▶ Stated exercise: Lines containing the string "изделия" are to be counted; report the total by itself.

▶ Given records:
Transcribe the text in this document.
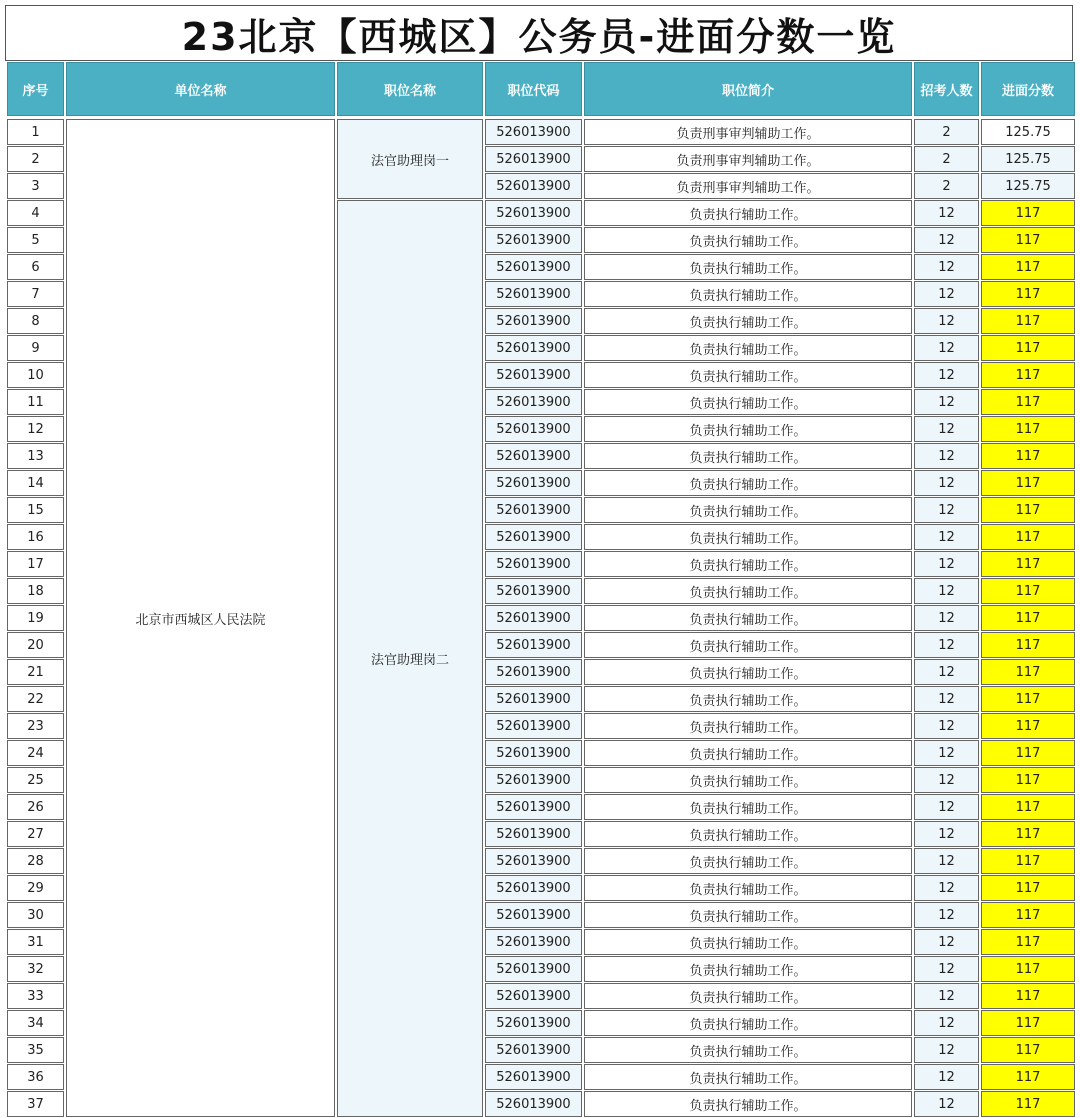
23北京【西城区】公务员-进面分数一览
序号	单位名称	职位名称	职位代码	职位简介	招考人数	进面分数

1	北京市西城区人民法院	法官助理岗一	526013900	负责刑事审判辅助工作。	2	125.75
2			526013900	负责刑事审判辅助工作。	2	125.75
3			526013900	负责刑事审判辅助工作。	2	125.75
4		法官助理岗二	526013900	负责执行辅助工作。	12	117
5			526013900	负责执行辅助工作。	12	117
6			526013900	负责执行辅助工作。	12	117
7			526013900	负责执行辅助工作。	12	117
8			526013900	负责执行辅助工作。	12	117
9			526013900	负责执行辅助工作。	12	117
10			526013900	负责执行辅助工作。	12	117
11			526013900	负责执行辅助工作。	12	117
12			526013900	负责执行辅助工作。	12	117
13			526013900	负责执行辅助工作。	12	117
14			526013900	负责执行辅助工作。	12	117
15			526013900	负责执行辅助工作。	12	117
16			526013900	负责执行辅助工作。	12	117
17			526013900	负责执行辅助工作。	12	117
18			526013900	负责执行辅助工作。	12	117
19			526013900	负责执行辅助工作。	12	117
20			526013900	负责执行辅助工作。	12	117
21			526013900	负责执行辅助工作。	12	117
22			526013900	负责执行辅助工作。	12	117
23			526013900	负责执行辅助工作。	12	117
24			526013900	负责执行辅助工作。	12	117
25			526013900	负责执行辅助工作。	12	117
26			526013900	负责执行辅助工作。	12	117
27			526013900	负责执行辅助工作。	12	117
28			526013900	负责执行辅助工作。	12	117
29			526013900	负责执行辅助工作。	12	117
30			526013900	负责执行辅助工作。	12	117
31			526013900	负责执行辅助工作。	12	117
32			526013900	负责执行辅助工作。	12	117
33			526013900	负责执行辅助工作。	12	117
34			526013900	负责执行辅助工作。	12	117
35			526013900	负责执行辅助工作。	12	117
36			526013900	负责执行辅助工作。	12	117
37			526013900	负责执行辅助工作。	12	117
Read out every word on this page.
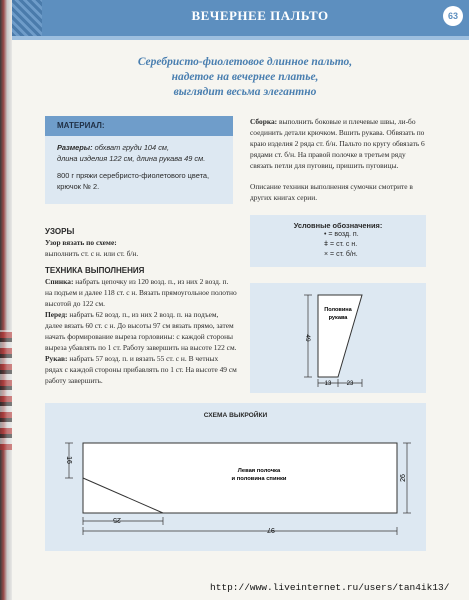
ВЕЧЕРНЕЕ ПАЛЬТО	63
Серебристо-фиолетовое длинное пальто,
надетое на вечернее платье,
выглядит весьма элегантно
МАТЕРИАЛ:
Размеры: обхват груди 104 см,
длина изделия 122 см, длина рукава 49 см.
800 г пряжи серебристо-фиолетового цвета, крючок № 2.

Сборка: выполнить боковые и плечевые швы, ли-бо соединить детали крючком. Вшить рукава. Обвязать по краю изделия 2 ряда ст. б/н. Пальто по кругу обвязать 6 рядами ст. б/н. На правой полочке в третьем ряду связать петли для пуговиц, пришить пуговицы.

Описание техники выполнения сумочки смотрите в других книгах серии.

УЗОРЫ

Узор вязать по схеме:
выполнить ст. с н. или ст. б/н.

ТЕХНИКА ВЫПОЛНЕНИЯ

Спинка: набрать цепочку из 120 возд. п., из них 2 возд. п. на подъем и далее 118 ст. с н. Вязать прямоугольное полотно высотой до 122 см.

Перед: набрать 62 возд. п., из них 2 возд. п. на подъем, далее вязать 60 ст. с н. До высоты 97 см вязать прямо, затем начать формирование выреза горловины: с каждой стороны выреза убавлять по 1 ст. Работу завершить на высоте 122 см.

Рукав: набрать 57 возд. п. и вязать 55 ст. с н. В четных рядах с каждой стороны прибавлять по 1 ст. На высоте 49 см работу завершить.

Условные обозначения:
• = возд. п.
ǂ = ст. с н.
× = ст. б/н.
49
13	23
Половина
рукава
СХЕМА ВЫКРОЙКИ
16
26
25
97
Левая полочка
и половина спинки
http://www.liveinternet.ru/users/tan4ik13/
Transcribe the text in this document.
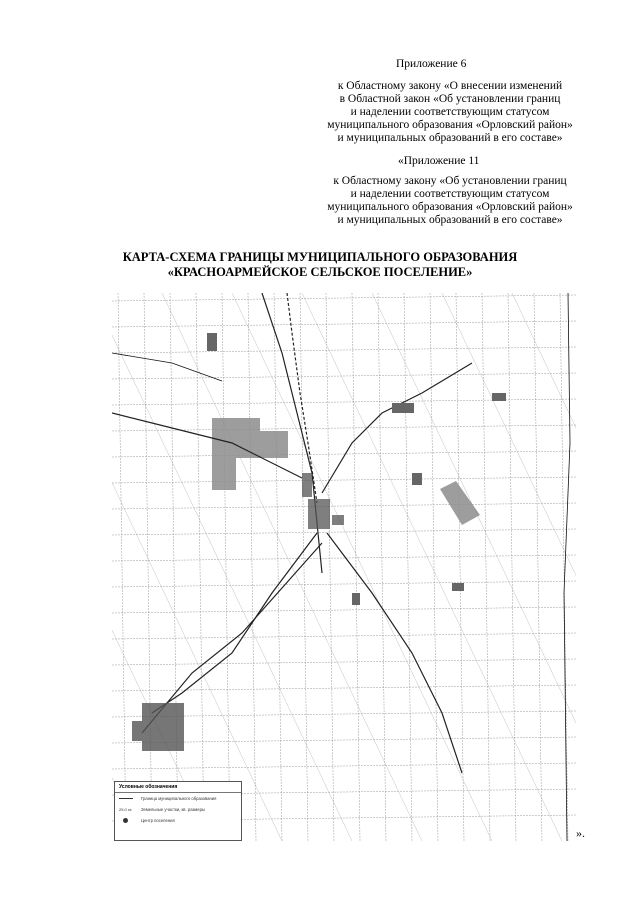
Приложение 6

к Областному закону «О внесении изменений

в Областной закон «Об установлении границ

и наделении соответствующим статусом

муниципального образования «Орловский район»

и муниципальных образований в его составе»

«Приложение 11

к Областному закону «Об установлении границ

и наделении соответствующим статусом

муниципального образования «Орловский район»

и муниципальных образований в его составе»

КАРТА-СХЕМА ГРАНИЦЫ МУНИЦИПАЛЬНОГО ОБРАЗОВАНИЯ
«КРАСНОАРМЕЙСКОЕ СЕЛЬСКОЕ ПОСЕЛЕНИЕ»
Условные обозначения
Граница муниципального образования
25.0 га Земельные участки, кв. размеры
Центр поселения
».
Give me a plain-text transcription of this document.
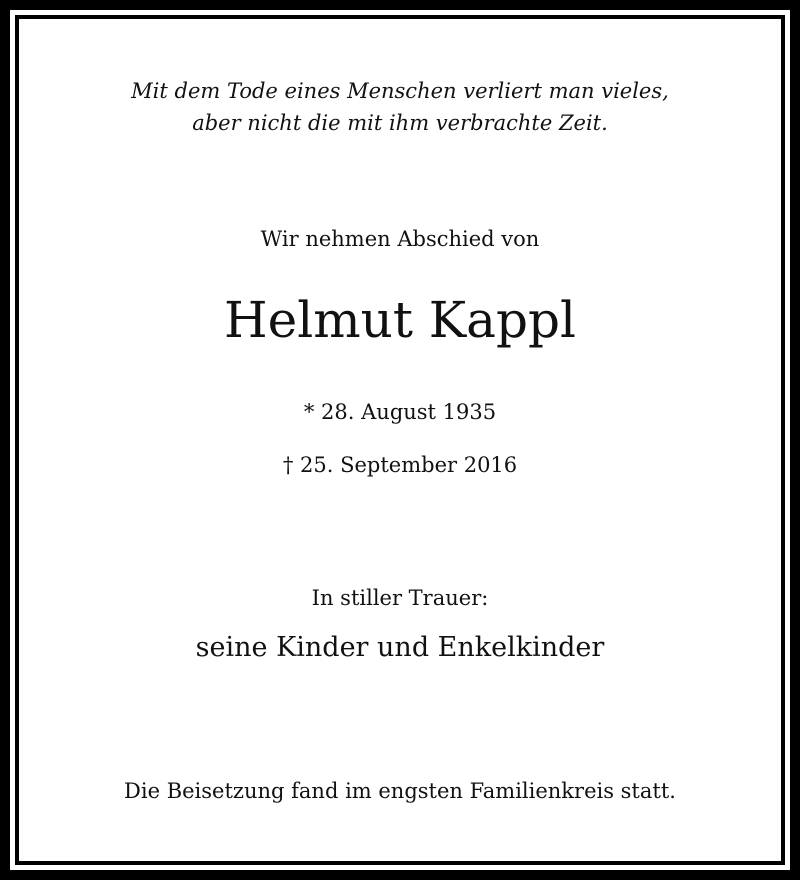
Mit dem Tode eines Menschen verliert man vieles,
aber nicht die mit ihm verbrachte Zeit.
Wir nehmen Abschied von
Helmut Kappl
* 28. August 1935
† 25. September 2016
In stiller Trauer:
seine Kinder und Enkelkinder
Die Beisetzung fand im engsten Familienkreis statt.
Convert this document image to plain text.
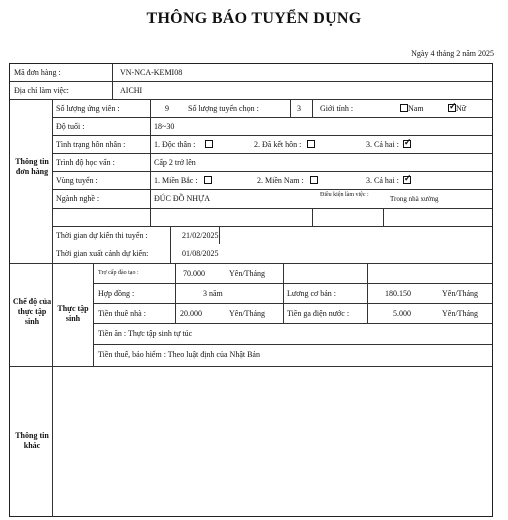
THÔNG BÁO TUYỂN DỤNG
Ngày 4 tháng 2 năm 2025
Thông tin đơn hàng
Chế độ của thực tập sinh
Thực tập sinh
Thông tin khác
Mã đơn hàng :	VN-NCA-KEMI08
Địa chỉ làm việc:	AICHI
Số lượng ứng viên :	9 Số lượng tuyển chọn :	3 Giới tính :	Nam
✓	Nữ
Độ tuổi :	18~30
Tình trạng hôn nhân :	1. Độc thân :	2. Đã kết hôn :	3. Cả hai : ✓
Trình độ học vấn :	Cấp 2 trở lên
Vùng tuyển :	1. Miền Bắc :	2. Miền Nam :	3. Cả hai : ✓
Ngành nghề :	ĐÚC ĐỒ NHỰA	Điều kiện làm việc :	Trong nhà xưởng
Thời gian dự kiến thi tuyển :	21/02/2025
Thời gian xuất cảnh dự kiến:	01/08/2025
Trợ cấp đào tạo :	70.000	Yên/Tháng
Hợp đồng :	3 năm	Lương cơ bản :	180.150	Yên/Tháng
Tiền thuê nhà :	20.000	Yên/Tháng	Tiền ga điện nước :	5.000	Yên/Tháng
Tiền ăn : Thực tập sinh tự túc
Tiền thuế, bảo hiểm : Theo luật định của Nhật Bản
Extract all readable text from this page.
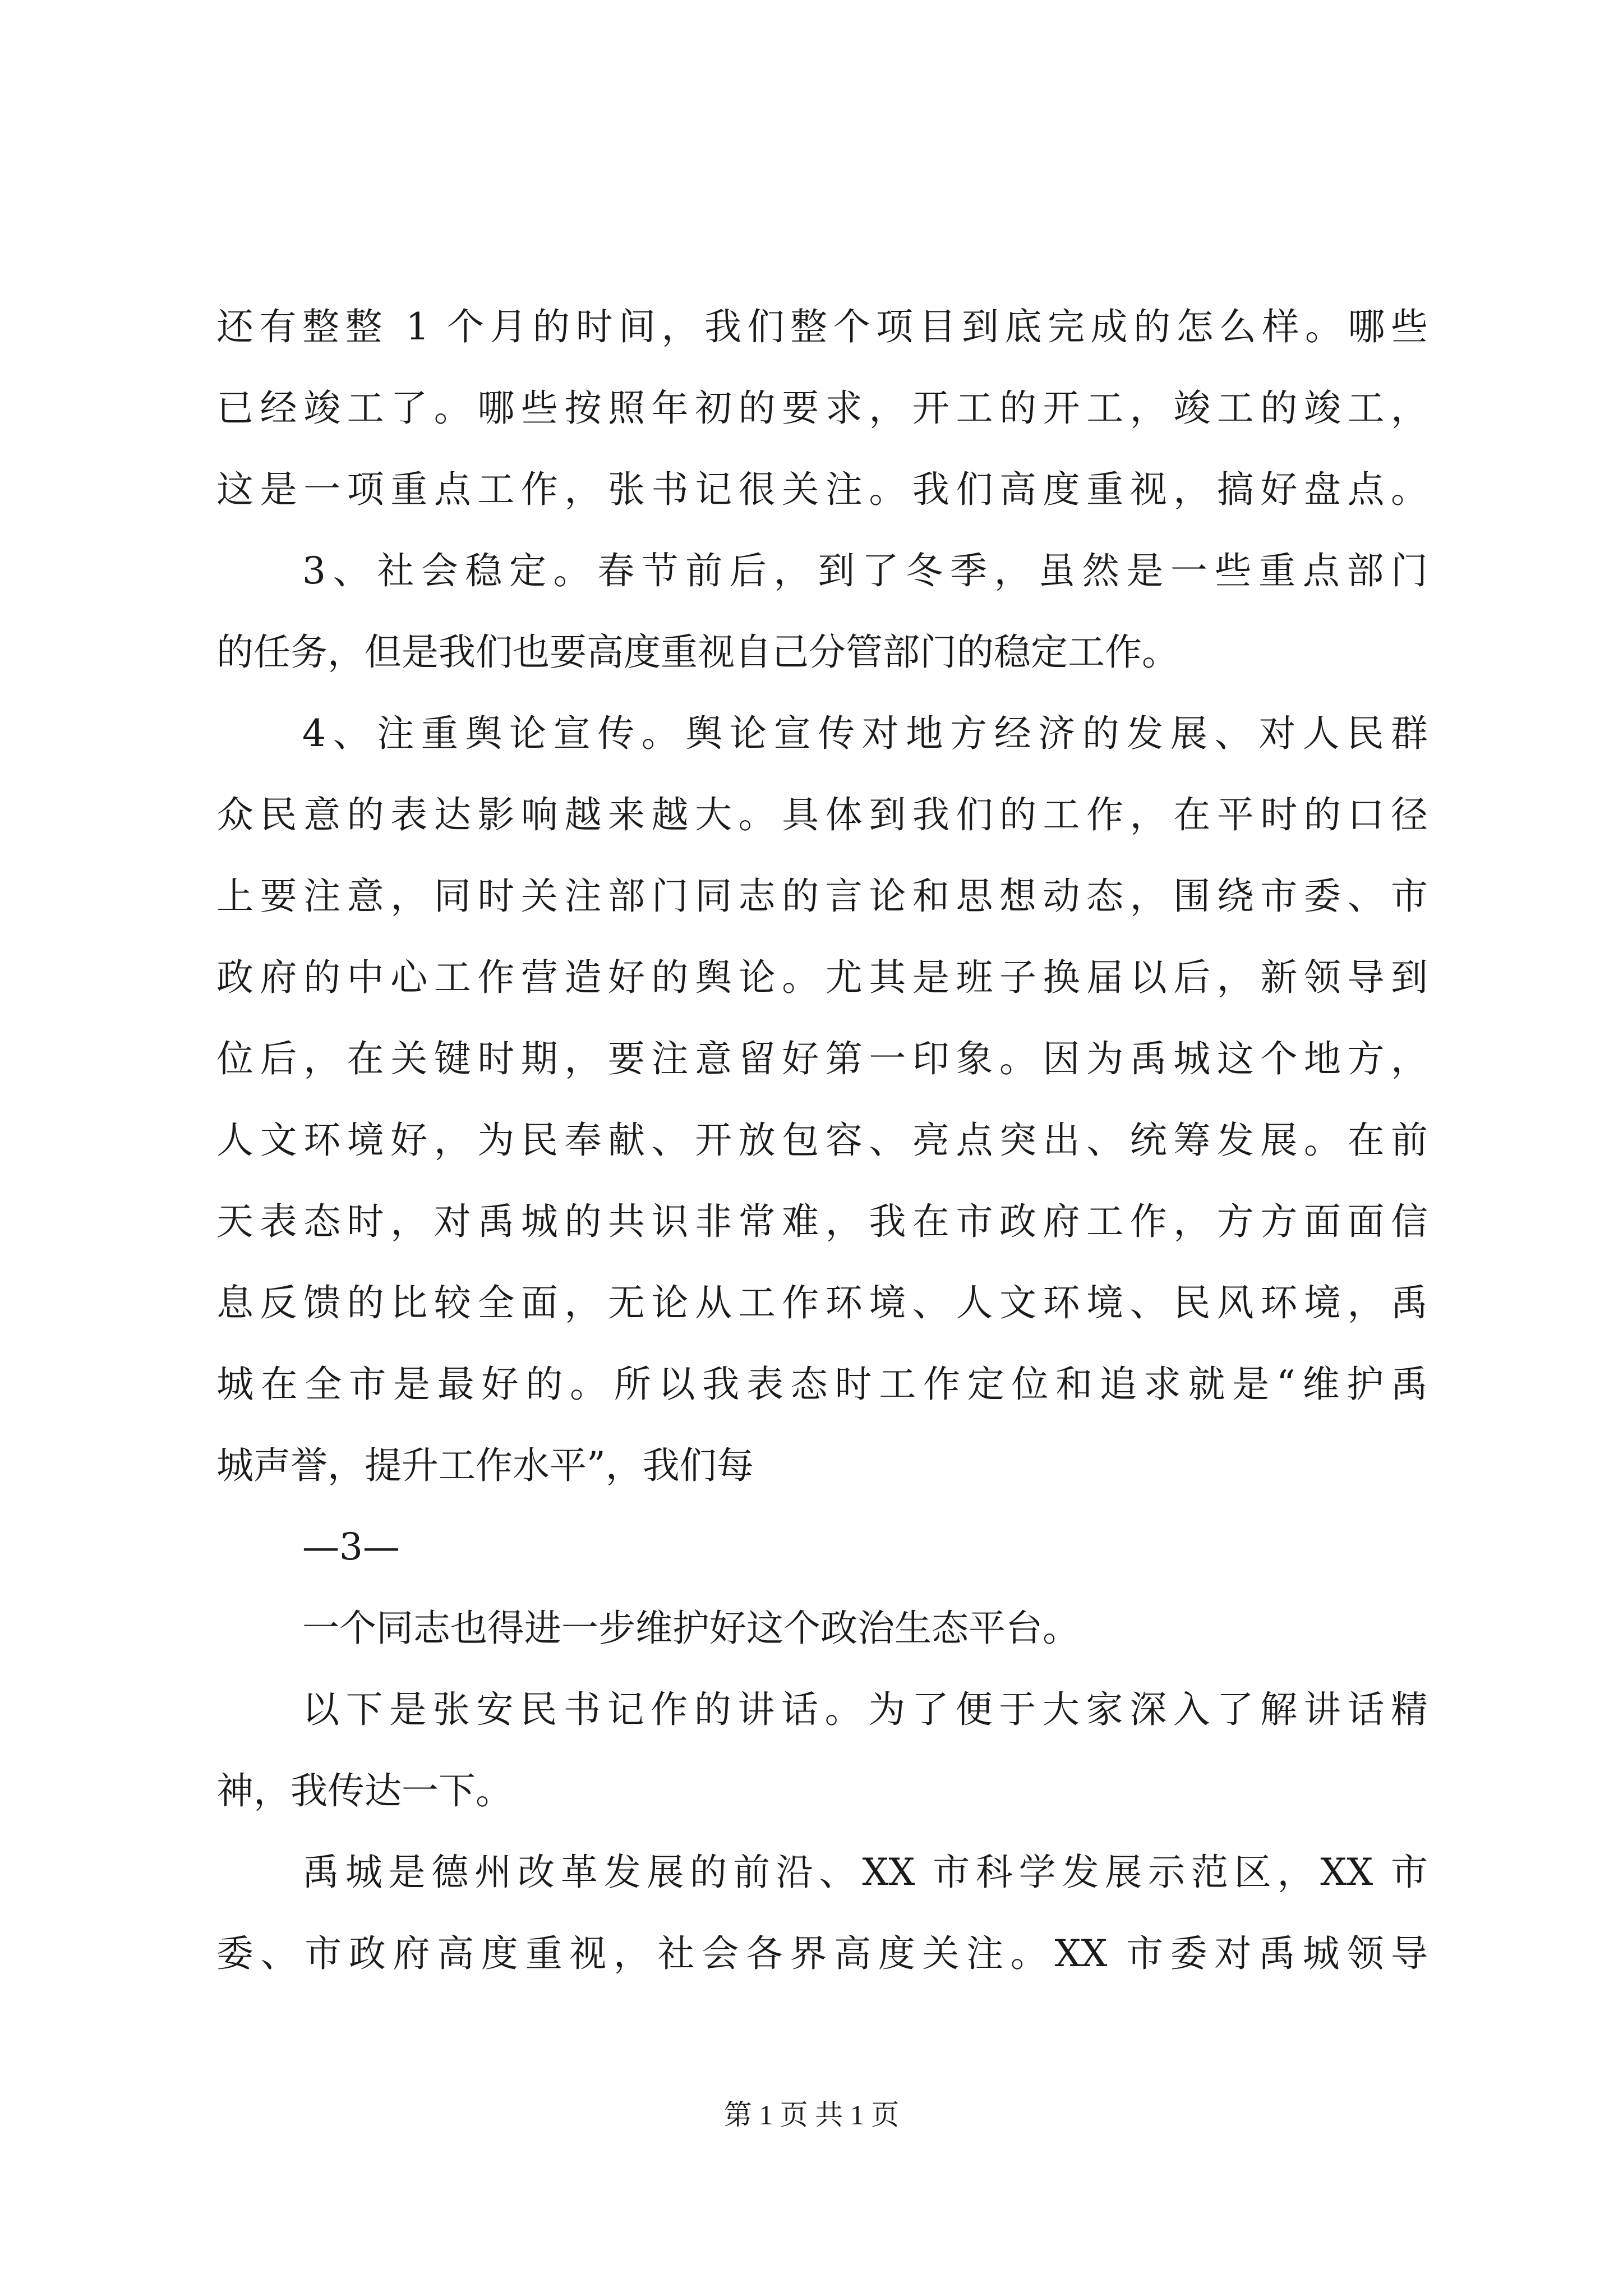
还有整整 1 个月的时间，我们整个项目到底完成的怎么样。哪些
已经竣工了。哪些按照年初的要求，开工的开工，竣工的竣工，
这是一项重点工作，张书记很关注。我们高度重视，搞好盘点。
3、社会稳定。春节前后，到了冬季，虽然是一些重点部门
的任务，但是我们也要高度重视自己分管部门的稳定工作。
4、注重舆论宣传。舆论宣传对地方经济的发展、对人民群
众民意的表达影响越来越大。具体到我们的工作，在平时的口径
上要注意，同时关注部门同志的言论和思想动态，围绕市委、市
政府的中心工作营造好的舆论。尤其是班子换届以后，新领导到
位后，在关键时期，要注意留好第一印象。因为禹城这个地方，
人文环境好，为民奉献、开放包容、亮点突出、统筹发展。在前
天表态时，对禹城的共识非常难，我在市政府工作，方方面面信
息反馈的比较全面，无论从工作环境、人文环境、民风环境，禹
城在全市是最好的。所以我表态时工作定位和追求就是“维护禹
城声誉，提升工作水平”，我们每
—3—
一个同志也得进一步维护好这个政治生态平台。
以下是张安民书记作的讲话。为了便于大家深入了解讲话精
神，我传达一下。
禹城是德州改革发展的前沿、XX 市科学发展示范区，XX 市
委、市政府高度重视，社会各界高度关注。XX 市委对禹城领导
第 1 页 共 1 页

▶ Response: 2